◆ **EXERCISE INPUT**:
-.-.-

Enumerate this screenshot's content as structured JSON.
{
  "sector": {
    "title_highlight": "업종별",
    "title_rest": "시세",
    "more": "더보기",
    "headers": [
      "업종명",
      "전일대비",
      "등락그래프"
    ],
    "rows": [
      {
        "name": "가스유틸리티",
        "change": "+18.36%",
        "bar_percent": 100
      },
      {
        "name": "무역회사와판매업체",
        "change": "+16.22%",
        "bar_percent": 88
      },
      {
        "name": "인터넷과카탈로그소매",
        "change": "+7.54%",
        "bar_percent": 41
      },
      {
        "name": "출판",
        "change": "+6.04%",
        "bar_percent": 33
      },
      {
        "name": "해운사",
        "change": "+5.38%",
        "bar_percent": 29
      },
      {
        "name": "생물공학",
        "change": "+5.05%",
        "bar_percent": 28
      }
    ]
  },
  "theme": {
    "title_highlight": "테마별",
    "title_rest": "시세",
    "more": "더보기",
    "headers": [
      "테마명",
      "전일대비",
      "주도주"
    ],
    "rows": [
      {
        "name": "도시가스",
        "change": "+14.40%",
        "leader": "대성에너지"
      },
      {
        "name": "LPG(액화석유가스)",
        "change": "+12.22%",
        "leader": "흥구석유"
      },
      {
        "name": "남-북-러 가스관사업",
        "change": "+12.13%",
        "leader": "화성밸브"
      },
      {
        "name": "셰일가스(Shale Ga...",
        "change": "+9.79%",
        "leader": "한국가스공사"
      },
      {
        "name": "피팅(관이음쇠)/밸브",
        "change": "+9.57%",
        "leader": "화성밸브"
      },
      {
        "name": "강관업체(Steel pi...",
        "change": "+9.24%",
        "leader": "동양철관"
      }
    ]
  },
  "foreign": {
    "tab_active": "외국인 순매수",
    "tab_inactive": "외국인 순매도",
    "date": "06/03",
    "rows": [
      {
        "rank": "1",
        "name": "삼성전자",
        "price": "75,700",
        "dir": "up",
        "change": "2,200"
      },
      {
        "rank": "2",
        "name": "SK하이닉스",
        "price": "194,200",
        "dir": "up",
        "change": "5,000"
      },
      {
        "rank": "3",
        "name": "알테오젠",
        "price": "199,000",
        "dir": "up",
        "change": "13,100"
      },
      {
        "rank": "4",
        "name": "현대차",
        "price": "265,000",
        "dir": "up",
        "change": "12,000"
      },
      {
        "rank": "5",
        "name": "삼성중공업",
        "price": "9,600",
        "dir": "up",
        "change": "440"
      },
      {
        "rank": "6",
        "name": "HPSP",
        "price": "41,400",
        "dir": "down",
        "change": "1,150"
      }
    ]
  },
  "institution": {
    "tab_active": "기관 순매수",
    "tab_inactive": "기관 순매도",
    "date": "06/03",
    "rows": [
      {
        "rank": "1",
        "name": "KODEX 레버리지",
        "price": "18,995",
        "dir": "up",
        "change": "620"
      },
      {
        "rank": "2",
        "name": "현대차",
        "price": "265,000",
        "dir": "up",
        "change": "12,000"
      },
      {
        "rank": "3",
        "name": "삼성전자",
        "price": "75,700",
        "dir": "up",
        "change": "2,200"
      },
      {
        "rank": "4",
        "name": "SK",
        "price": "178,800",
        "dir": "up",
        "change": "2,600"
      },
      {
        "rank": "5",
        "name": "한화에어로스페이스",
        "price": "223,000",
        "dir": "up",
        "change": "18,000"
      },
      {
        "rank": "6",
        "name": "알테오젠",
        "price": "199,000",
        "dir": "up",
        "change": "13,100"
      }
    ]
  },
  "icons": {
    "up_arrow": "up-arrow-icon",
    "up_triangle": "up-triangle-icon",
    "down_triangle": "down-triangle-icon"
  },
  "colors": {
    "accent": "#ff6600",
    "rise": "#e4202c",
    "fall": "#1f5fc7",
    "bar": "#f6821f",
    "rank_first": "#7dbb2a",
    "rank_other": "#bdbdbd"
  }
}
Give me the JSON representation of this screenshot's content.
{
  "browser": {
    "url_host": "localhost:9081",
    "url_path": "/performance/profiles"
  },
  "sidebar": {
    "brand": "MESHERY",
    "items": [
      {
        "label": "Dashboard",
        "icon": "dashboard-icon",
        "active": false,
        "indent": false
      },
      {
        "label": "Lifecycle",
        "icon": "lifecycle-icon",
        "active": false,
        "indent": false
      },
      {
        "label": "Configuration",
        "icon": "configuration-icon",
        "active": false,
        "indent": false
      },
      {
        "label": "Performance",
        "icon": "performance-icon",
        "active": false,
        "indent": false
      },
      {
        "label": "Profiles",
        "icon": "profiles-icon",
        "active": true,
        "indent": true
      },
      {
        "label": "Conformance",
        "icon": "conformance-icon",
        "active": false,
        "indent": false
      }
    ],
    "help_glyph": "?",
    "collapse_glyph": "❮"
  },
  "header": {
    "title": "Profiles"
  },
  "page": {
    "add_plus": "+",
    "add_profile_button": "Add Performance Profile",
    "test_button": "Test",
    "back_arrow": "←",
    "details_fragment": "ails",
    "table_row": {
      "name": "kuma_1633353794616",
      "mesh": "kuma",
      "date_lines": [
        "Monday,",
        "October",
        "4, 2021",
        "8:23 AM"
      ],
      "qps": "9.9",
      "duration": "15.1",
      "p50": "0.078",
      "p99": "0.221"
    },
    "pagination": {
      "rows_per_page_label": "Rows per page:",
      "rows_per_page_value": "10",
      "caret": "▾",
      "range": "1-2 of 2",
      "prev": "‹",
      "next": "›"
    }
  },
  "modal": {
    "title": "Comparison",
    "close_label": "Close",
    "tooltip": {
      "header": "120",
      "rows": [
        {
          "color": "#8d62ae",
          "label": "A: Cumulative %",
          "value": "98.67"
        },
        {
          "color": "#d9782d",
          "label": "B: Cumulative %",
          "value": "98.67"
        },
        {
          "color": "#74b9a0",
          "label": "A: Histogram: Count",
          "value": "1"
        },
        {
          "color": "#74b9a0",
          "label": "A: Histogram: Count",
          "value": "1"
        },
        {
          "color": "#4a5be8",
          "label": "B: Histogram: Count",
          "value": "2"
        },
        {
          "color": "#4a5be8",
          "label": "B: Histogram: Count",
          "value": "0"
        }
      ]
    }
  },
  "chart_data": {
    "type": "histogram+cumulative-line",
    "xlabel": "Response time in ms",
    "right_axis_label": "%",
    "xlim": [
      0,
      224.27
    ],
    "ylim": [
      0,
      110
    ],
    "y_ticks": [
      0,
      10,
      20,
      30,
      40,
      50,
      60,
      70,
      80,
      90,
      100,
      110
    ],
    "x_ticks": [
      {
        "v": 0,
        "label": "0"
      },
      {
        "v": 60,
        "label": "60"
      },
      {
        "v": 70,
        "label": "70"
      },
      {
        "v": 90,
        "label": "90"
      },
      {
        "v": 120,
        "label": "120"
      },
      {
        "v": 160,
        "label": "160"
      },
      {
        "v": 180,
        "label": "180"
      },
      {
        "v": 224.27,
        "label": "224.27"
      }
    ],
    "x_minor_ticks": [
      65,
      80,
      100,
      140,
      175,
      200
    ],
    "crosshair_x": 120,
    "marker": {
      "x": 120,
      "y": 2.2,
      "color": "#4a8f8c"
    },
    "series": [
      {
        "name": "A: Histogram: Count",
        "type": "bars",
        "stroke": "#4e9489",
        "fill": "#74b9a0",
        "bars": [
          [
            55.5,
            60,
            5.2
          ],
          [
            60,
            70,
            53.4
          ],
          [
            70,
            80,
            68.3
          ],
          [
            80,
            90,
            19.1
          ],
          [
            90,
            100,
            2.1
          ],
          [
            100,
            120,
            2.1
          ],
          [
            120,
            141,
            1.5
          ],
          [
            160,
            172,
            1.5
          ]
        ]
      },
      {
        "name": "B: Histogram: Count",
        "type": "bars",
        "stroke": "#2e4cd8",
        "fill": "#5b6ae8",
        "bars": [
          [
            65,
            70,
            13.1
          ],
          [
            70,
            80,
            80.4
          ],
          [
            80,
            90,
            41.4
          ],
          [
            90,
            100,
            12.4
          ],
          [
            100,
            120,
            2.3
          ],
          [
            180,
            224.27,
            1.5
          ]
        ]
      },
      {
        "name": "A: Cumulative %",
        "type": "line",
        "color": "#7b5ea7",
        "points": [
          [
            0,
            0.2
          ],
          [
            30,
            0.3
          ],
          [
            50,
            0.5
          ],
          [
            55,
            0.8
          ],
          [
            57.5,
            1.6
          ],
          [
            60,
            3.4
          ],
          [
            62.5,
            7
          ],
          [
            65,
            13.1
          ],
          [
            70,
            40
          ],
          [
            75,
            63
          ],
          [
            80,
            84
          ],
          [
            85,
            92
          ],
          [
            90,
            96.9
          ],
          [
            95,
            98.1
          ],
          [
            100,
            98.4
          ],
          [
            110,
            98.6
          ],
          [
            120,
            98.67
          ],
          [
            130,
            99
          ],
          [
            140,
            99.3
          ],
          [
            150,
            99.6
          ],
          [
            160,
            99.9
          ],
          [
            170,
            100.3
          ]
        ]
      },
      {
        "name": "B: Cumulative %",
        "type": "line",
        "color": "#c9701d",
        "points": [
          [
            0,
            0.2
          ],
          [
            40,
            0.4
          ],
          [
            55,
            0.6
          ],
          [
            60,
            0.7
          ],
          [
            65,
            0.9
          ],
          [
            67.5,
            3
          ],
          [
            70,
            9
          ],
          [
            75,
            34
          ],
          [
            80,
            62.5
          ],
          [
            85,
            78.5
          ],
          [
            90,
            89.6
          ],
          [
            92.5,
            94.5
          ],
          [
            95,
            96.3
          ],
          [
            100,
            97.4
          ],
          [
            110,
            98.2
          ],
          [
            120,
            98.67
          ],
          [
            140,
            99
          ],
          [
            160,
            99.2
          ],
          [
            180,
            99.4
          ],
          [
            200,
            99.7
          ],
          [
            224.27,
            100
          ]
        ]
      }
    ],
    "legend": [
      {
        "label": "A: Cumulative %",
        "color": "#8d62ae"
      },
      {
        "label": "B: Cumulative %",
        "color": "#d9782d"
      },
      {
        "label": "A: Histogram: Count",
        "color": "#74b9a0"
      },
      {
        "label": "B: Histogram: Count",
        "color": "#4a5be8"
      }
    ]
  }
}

-.-.-

◆ **SET TASK**: Go through the records line by line and count those containing the string "leader". Give only the total.

◆ **OUTPUT BELOW**: 6